| Extrait du document |
2022 : Entre crises et innovations sociales
Gare du Midi – 2023 ©Arnaud Ghys
« Mon propriétaire nous a expulsés de notre appartement. Je n’arrivais plus à suivre… ».
Voici les paroles de Julie*, une jeune maman de 24 ans, à son arrivée dans notre Maison d’accueil pour femmes et familles.
Son récit douloureux illustre tristement les ravages causés par les multiples crises qui ont frappé de plein fouet de trop nombreuses familles en 2022.
Julie* a deux enfants : Rose* et Léo*, des jumeaux de 6 ans. Suite à une séparation avec un conjoint violent, la jeune femme a dû tout assumer seule. Ses revenus d’aide familiale n’ont pas suffi à combler la hausse des prix de l’énergie et du coût de la vie en général.
Après des semaines de privation de nourriture et de chauffage ainsi que des rappels de factures impayées dans sa boîte aux lettres, Julie a fini par être expulsée de son appartement par son propriétaire peu scrupuleux.
La famille s’est retrouvée à la rue, en plein hiver.

| Consigne 1 |
Dans les rangées fournies, présentez sous forme de liste numérotée les lignes allant de celle qui contient "31, 1565, 69]" jusqu'à celle qui contient "end-date-placeholder[interactable]: 结束日期: [1440, 40, 1500, 60]" incluse, sans les lignes vides.

| Données fournies |
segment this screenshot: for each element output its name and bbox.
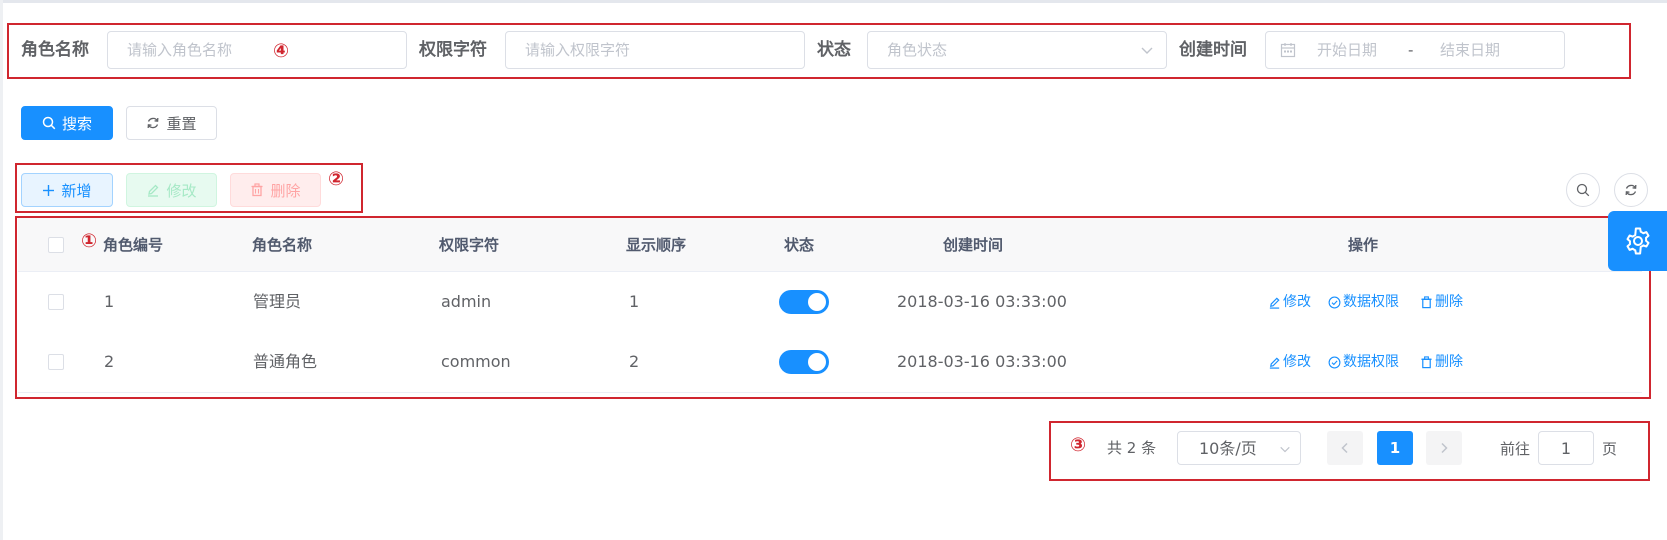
date-range-picker[interactable]: 开始日期 - 结束日期: [1265, 31, 1565, 69]
edit-icon: [148, 184, 159, 197]
chevron-right-icon: [1441, 442, 1448, 454]
reset-button[interactable]: 重置: [126, 106, 217, 140]
annotation-marker-3: ③: [1070, 434, 1087, 456]
page-size-value: 10条/页: [1199, 439, 1257, 458]
add-button-label: 新增: [61, 181, 92, 200]
end-date-placeholder[interactable]: 结束日期: [1440, 40, 1500, 60]
settings-drawer-button[interactable]: [1608, 211, 1667, 271]
left-border: [0, 0, 3, 540]
chevron-left-icon: [1341, 442, 1348, 454]
annotation-marker-2: ②: [328, 168, 345, 190]
search-icon: [42, 116, 56, 130]
edit-button[interactable]: 修改: [126, 173, 217, 207]
page-number-current[interactable]: 1: [1377, 431, 1413, 465]
gear-icon: [1626, 227, 1649, 255]
goto-page-input[interactable]: 1: [1538, 431, 1594, 465]
range-separator: -: [1408, 41, 1414, 59]
chevron-down-icon: [1280, 446, 1290, 453]
top-border: [0, 0, 1667, 3]
role-name-input[interactable]: 请输入角色名称: [107, 31, 407, 69]
delete-button[interactable]: 删除: [230, 173, 321, 207]
role-name-placeholder: 请输入角色名称: [127, 41, 233, 59]
annotation-marker-4: ④: [273, 40, 290, 62]
status-placeholder: 角色状态: [887, 41, 948, 59]
role-key-label: 权限字符: [419, 40, 487, 60]
chevron-down-icon: [1141, 47, 1153, 54]
status-select[interactable]: 角色状态: [867, 31, 1167, 69]
annotation-box-table: [15, 216, 1651, 399]
goto-label: 前往: [1500, 440, 1531, 458]
created-time-label: 创建时间: [1179, 40, 1247, 60]
page-suffix-label: 页: [1602, 440, 1618, 458]
add-button[interactable]: 新增: [21, 173, 113, 207]
page-size-select[interactable]: 10条/页: [1177, 431, 1301, 465]
pagination-total: 共 2 条: [1107, 439, 1157, 457]
trash-icon: [251, 183, 263, 197]
refresh-icon: [1625, 184, 1637, 196]
toggle-search-button[interactable]: [1566, 173, 1600, 207]
start-date-placeholder[interactable]: 开始日期: [1317, 40, 1377, 60]
prev-page-button[interactable]: [1327, 431, 1363, 465]
calendar-icon: [1280, 43, 1296, 58]
refresh-icon: [148, 117, 159, 129]
role-name-label: 角色名称: [21, 40, 89, 60]
status-label: 状态: [817, 40, 851, 60]
role-key-placeholder: 请输入权限字符: [525, 41, 631, 59]
edit-button-label: 修改: [166, 181, 197, 200]
search-button-label: 搜索: [61, 114, 92, 133]
role-key-input[interactable]: 请输入权限字符: [505, 31, 805, 69]
plus-icon: [43, 184, 55, 196]
search-icon: [1576, 183, 1590, 197]
reset-button-label: 重置: [166, 114, 197, 133]
delete-button-label: 删除: [270, 181, 301, 200]
next-page-button[interactable]: [1426, 431, 1462, 465]
search-button[interactable]: 搜索: [21, 106, 113, 140]
refresh-table-button[interactable]: [1614, 173, 1648, 207]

| Consigne 2 |
Traduisez en anglais cette phrase de l'extrait consacré aux familles frappées par les crises de 2022 : « Son récit douloureux illustre tristement les ravages causés par les multiples crises qui ont frappé de plein fouet de trop nombreuses familles en 2022. »

| Réponse 1 |
1. date-range-picker[interactable]: 开始日期 - 结束日期: [1265, 31, 1565, 69]
2. edit-icon: [148, 184, 159, 197]
3. chevron-right-icon: [1441, 442, 1448, 454]
4. reset-button[interactable]: 重置: [126, 106, 217, 140]
5. annotation-marker-3: ③: [1070, 434, 1087, 456]
6. page-size-value: 10条/页: [1199, 439, 1257, 458]
7. add-button-label: 新增: [61, 181, 92, 200]
8. end-date-placeholder[interactable]: 结束日期: [1440, 40, 1500, 60]

| Réponse 2 |
Her painful story sadly illustrates the devastation caused by the many crises that hit far too many families head-on in 2022.